==== SUPPLIED MATERIAL

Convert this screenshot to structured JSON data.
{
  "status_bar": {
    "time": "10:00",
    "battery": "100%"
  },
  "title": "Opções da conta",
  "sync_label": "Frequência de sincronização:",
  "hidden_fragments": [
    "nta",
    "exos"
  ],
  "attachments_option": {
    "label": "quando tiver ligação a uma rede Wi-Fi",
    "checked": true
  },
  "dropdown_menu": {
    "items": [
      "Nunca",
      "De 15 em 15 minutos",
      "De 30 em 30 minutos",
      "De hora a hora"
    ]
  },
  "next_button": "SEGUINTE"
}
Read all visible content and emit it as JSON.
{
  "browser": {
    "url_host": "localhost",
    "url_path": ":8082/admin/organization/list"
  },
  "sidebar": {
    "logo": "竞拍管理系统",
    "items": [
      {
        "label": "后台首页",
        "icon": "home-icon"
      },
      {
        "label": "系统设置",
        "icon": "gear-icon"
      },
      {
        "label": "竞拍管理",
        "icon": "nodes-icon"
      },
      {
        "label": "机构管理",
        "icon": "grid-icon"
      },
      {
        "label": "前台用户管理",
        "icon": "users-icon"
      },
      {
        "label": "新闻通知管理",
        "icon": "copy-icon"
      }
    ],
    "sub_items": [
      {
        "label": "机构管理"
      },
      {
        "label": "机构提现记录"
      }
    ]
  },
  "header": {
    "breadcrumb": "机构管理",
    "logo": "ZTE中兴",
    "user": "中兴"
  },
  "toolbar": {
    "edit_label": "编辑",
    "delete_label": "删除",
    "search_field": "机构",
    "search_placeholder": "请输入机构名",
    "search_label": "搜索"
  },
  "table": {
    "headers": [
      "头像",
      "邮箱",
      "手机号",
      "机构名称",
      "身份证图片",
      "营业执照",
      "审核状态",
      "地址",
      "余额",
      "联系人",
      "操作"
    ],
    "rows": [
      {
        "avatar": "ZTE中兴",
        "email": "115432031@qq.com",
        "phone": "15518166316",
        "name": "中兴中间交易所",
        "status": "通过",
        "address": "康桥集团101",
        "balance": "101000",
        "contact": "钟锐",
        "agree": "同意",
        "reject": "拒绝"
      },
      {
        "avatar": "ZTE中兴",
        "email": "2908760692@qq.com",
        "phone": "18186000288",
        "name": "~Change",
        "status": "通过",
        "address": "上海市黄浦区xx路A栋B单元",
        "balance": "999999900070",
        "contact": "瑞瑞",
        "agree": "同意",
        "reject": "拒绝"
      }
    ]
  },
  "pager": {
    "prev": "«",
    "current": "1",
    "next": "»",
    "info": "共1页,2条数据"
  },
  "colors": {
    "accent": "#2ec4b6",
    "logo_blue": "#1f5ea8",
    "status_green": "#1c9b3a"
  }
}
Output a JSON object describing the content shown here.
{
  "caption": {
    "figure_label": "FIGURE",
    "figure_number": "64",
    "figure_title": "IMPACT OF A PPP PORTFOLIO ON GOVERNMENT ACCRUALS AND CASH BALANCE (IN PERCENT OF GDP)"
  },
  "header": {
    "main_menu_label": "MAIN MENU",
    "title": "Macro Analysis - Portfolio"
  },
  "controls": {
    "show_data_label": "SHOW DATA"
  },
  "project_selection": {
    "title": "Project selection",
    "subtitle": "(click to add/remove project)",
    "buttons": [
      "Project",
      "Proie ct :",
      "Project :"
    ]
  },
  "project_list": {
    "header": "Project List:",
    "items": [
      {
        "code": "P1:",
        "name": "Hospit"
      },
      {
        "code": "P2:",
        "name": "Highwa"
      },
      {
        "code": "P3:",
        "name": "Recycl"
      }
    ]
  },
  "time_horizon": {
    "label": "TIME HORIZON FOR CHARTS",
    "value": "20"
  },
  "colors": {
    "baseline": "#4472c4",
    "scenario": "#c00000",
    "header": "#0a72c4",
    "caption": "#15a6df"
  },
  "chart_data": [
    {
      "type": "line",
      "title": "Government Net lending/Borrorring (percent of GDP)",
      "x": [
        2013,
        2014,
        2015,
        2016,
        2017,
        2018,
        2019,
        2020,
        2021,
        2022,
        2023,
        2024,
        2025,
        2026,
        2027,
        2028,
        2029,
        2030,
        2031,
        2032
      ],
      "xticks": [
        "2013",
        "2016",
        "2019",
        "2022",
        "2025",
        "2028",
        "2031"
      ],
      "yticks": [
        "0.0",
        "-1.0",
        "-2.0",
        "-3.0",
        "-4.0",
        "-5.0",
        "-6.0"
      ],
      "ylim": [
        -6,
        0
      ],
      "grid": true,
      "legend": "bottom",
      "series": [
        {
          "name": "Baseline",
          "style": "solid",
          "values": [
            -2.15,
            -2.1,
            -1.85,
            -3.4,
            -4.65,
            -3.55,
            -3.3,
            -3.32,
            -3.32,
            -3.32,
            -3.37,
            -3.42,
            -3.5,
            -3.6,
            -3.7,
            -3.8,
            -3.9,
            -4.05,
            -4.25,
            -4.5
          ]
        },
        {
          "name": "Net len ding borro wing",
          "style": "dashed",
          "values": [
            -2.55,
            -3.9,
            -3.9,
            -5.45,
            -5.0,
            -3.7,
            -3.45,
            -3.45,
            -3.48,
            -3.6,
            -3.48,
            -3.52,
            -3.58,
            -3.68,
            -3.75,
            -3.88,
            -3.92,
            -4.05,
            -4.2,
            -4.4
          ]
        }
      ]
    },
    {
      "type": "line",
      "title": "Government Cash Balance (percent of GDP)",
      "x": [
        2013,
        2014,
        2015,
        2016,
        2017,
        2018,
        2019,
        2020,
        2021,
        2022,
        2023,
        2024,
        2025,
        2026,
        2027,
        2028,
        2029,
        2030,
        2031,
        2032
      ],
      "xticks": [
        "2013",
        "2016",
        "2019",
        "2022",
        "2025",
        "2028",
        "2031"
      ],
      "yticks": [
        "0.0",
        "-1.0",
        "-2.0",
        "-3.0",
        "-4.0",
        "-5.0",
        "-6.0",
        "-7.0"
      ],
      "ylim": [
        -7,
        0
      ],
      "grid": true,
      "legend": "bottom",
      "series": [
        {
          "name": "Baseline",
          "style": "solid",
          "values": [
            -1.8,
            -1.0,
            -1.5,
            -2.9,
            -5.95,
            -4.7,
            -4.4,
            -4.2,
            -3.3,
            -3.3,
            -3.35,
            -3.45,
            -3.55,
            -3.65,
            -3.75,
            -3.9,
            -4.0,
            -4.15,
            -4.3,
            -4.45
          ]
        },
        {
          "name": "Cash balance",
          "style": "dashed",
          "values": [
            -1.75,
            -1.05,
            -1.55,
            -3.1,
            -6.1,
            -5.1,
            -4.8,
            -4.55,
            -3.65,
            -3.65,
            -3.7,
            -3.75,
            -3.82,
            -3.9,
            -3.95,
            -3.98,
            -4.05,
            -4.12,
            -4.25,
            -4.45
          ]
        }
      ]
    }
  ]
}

========

» THE REQUEST: Repeat each of the entries above precisely as given.

» RESPONSE TO THE EXERCISE:
Convert this screenshot to structured JSON data.
{
  "status_bar": {
    "time": "10:00",
    "battery": "100%"
  },
  "title": "Opções da conta",
  "sync_label": "Frequência de sincronização:",
  "hidden_fragments": [
    "nta",
    "exos"
  ],
  "attachments_option": {
    "label": "quando tiver ligação a uma rede Wi-Fi",
    "checked": true
  },
  "dropdown_menu": {
    "items": [
      "Nunca",
      "De 15 em 15 minutos",
      "De 30 em 30 minutos",
      "De hora a hora"
    ]
  },
  "next_button": "SEGUINTE"
}
Read all visible content and emit it as JSON.
{
  "browser": {
    "url_host": "localhost",
    "url_path": ":8082/admin/organization/list"
  },
  "sidebar": {
    "logo": "竞拍管理系统",
    "items": [
      {
        "label": "后台首页",
        "icon": "home-icon"
      },
      {
        "label": "系统设置",
        "icon": "gear-icon"
      },
      {
        "label": "竞拍管理",
        "icon": "nodes-icon"
      },
      {
        "label": "机构管理",
        "icon": "grid-icon"
      },
      {
        "label": "前台用户管理",
        "icon": "users-icon"
      },
      {
        "label": "新闻通知管理",
        "icon": "copy-icon"
      }
    ],
    "sub_items": [
      {
        "label": "机构管理"
      },
      {
        "label": "机构提现记录"
      }
    ]
  },
  "header": {
    "breadcrumb": "机构管理",
    "logo": "ZTE中兴",
    "user": "中兴"
  },
  "toolbar": {
    "edit_label": "编辑",
    "delete_label": "删除",
    "search_field": "机构",
    "search_placeholder": "请输入机构名",
    "search_label": "搜索"
  },
  "table": {
    "headers": [
      "头像",
      "邮箱",
      "手机号",
      "机构名称",
      "身份证图片",
      "营业执照",
      "审核状态",
      "地址",
      "余额",
      "联系人",
      "操作"
    ],
    "rows": [
      {
        "avatar": "ZTE中兴",
        "email": "115432031@qq.com",
        "phone": "15518166316",
        "name": "中兴中间交易所",
        "status": "通过",
        "address": "康桥集团101",
        "balance": "101000",
        "contact": "钟锐",
        "agree": "同意",
        "reject": "拒绝"
      },
      {
        "avatar": "ZTE中兴",
        "email": "2908760692@qq.com",
        "phone": "18186000288",
        "name": "~Change",
        "status": "通过",
        "address": "上海市黄浦区xx路A栋B单元",
        "balance": "999999900070",
        "contact": "瑞瑞",
        "agree": "同意",
        "reject": "拒绝"
      }
    ]
  },
  "pager": {
    "prev": "«",
    "current": "1",
    "next": "»",
    "info": "共1页,2条数据"
  },
  "colors": {
    "accent": "#2ec4b6",
    "logo_blue": "#1f5ea8",
    "status_green": "#1c9b3a"
  }
}
Output a JSON object describing the content shown here.
{
  "caption": {
    "figure_label": "FIGURE",
    "figure_number": "64",
    "figure_title": "IMPACT OF A PPP PORTFOLIO ON GOVERNMENT ACCRUALS AND CASH BALANCE (IN PERCENT OF GDP)"
  },
  "header": {
    "main_menu_label": "MAIN MENU",
    "title": "Macro Analysis - Portfolio"
  },
  "controls": {
    "show_data_label": "SHOW DATA"
  },
  "project_selection": {
    "title": "Project selection",
    "subtitle": "(click to add/remove project)",
    "buttons": [
      "Project",
      "Proie ct :",
      "Project :"
    ]
  },
  "project_list": {
    "header": "Project List:",
    "items": [
      {
        "code": "P1:",
        "name": "Hospit"
      },
      {
        "code": "P2:",
        "name": "Highwa"
      },
      {
        "code": "P3:",
        "name": "Recycl"
      }
    ]
  },
  "time_horizon": {
    "label": "TIME HORIZON FOR CHARTS",
    "value": "20"
  },
  "colors": {
    "baseline": "#4472c4",
    "scenario": "#c00000",
    "header": "#0a72c4",
    "caption": "#15a6df"
  },
  "chart_data": [
    {
      "type": "line",
      "title": "Government Net lending/Borrorring (percent of GDP)",
      "x": [
        2013,
        2014,
        2015,
        2016,
        2017,
        2018,
        2019,
        2020,
        2021,
        2022,
        2023,
        2024,
        2025,
        2026,
        2027,
        2028,
        2029,
        2030,
        2031,
        2032
      ],
      "xticks": [
        "2013",
        "2016",
        "2019",
        "2022",
        "2025",
        "2028",
        "2031"
      ],
      "yticks": [
        "0.0",
        "-1.0",
        "-2.0",
        "-3.0",
        "-4.0",
        "-5.0",
        "-6.0"
      ],
      "ylim": [
        -6,
        0
      ],
      "grid": true,
      "legend": "bottom",
      "series": [
        {
          "name": "Baseline",
          "style": "solid",
          "values": [
            -2.15,
            -2.1,
            -1.85,
            -3.4,
            -4.65,
            -3.55,
            -3.3,
            -3.32,
            -3.32,
            -3.32,
            -3.37,
            -3.42,
            -3.5,
            -3.6,
            -3.7,
            -3.8,
            -3.9,
            -4.05,
            -4.25,
            -4.5
          ]
        },
        {
          "name": "Net len ding borro wing",
          "style": "dashed",
          "values": [
            -2.55,
            -3.9,
            -3.9,
            -5.45,
            -5.0,
            -3.7,
            -3.45,
            -3.45,
            -3.48,
            -3.6,
            -3.48,
            -3.52,
            -3.58,
            -3.68,
            -3.75,
            -3.88,
            -3.92,
            -4.05,
            -4.2,
            -4.4
          ]
        }
      ]
    },
    {
      "type": "line",
      "title": "Government Cash Balance (percent of GDP)",
      "x": [
        2013,
        2014,
        2015,
        2016,
        2017,
        2018,
        2019,
        2020,
        2021,
        2022,
        2023,
        2024,
        2025,
        2026,
        2027,
        2028,
        2029,
        2030,
        2031,
        2032
      ],
      "xticks": [
        "2013",
        "2016",
        "2019",
        "2022",
        "2025",
        "2028",
        "2031"
      ],
      "yticks": [
        "0.0",
        "-1.0",
        "-2.0",
        "-3.0",
        "-4.0",
        "-5.0",
        "-6.0",
        "-7.0"
      ],
      "ylim": [
        -7,
        0
      ],
      "grid": true,
      "legend": "bottom",
      "series": [
        {
          "name": "Baseline",
          "style": "solid",
          "values": [
            -1.8,
            -1.0,
            -1.5,
            -2.9,
            -5.95,
            -4.7,
            -4.4,
            -4.2,
            -3.3,
            -3.3,
            -3.35,
            -3.45,
            -3.55,
            -3.65,
            -3.75,
            -3.9,
            -4.0,
            -4.15,
            -4.3,
            -4.45
          ]
        },
        {
          "name": "Cash balance",
          "style": "dashed",
          "values": [
            -1.75,
            -1.05,
            -1.55,
            -3.1,
            -6.1,
            -5.1,
            -4.8,
            -4.55,
            -3.65,
            -3.65,
            -3.7,
            -3.75,
            -3.82,
            -3.9,
            -3.95,
            -3.98,
            -4.05,
            -4.12,
            -4.25,
            -4.45
          ]
        }
      ]
    }
  ]
}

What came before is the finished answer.